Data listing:

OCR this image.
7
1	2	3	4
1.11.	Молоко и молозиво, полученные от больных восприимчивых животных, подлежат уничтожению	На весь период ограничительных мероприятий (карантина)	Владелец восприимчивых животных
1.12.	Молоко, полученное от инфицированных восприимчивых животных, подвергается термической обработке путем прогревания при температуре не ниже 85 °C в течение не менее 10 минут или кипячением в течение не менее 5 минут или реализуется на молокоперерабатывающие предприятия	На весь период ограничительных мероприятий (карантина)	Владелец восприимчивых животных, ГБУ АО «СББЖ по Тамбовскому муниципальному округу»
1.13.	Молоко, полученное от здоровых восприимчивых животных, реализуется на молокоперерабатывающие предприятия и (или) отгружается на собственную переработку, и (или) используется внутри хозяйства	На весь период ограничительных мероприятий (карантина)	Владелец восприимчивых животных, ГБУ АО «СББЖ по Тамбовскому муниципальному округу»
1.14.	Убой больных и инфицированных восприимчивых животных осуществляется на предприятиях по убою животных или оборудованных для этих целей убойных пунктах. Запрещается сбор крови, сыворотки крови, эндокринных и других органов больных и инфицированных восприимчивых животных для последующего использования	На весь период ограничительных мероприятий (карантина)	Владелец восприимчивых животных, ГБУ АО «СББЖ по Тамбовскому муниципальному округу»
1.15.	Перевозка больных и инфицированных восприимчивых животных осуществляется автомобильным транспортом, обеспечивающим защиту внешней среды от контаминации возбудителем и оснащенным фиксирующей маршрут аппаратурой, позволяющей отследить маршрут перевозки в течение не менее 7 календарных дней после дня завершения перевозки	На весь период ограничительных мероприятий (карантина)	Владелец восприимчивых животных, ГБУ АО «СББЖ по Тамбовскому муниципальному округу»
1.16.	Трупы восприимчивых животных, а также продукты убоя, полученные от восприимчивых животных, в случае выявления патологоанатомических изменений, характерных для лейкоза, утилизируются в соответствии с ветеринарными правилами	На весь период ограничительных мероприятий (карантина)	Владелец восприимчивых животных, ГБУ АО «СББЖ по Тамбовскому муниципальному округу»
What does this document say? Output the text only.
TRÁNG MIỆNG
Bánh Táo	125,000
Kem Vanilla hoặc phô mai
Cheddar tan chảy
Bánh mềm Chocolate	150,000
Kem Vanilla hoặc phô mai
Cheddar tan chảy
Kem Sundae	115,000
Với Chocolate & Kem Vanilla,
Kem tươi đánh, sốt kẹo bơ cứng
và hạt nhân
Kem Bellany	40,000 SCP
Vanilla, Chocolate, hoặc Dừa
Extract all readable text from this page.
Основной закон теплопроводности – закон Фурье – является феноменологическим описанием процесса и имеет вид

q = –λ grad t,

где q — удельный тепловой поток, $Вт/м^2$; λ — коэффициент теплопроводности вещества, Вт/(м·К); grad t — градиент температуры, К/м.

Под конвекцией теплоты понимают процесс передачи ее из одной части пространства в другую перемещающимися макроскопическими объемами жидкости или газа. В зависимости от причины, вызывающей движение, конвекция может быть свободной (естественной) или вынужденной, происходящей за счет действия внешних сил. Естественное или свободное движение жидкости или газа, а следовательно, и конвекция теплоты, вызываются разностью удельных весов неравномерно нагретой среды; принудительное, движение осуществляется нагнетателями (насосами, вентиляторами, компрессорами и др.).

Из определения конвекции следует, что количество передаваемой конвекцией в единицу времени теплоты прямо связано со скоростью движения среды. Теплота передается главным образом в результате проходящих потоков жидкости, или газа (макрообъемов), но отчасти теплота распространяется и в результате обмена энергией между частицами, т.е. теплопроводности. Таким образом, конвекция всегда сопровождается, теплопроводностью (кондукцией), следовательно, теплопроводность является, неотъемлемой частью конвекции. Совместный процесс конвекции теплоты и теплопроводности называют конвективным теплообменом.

- [Required task]:
Of all the lines in the listing above, how many contain the word "течение"? Answer with the number alone.

- [Output below]:
2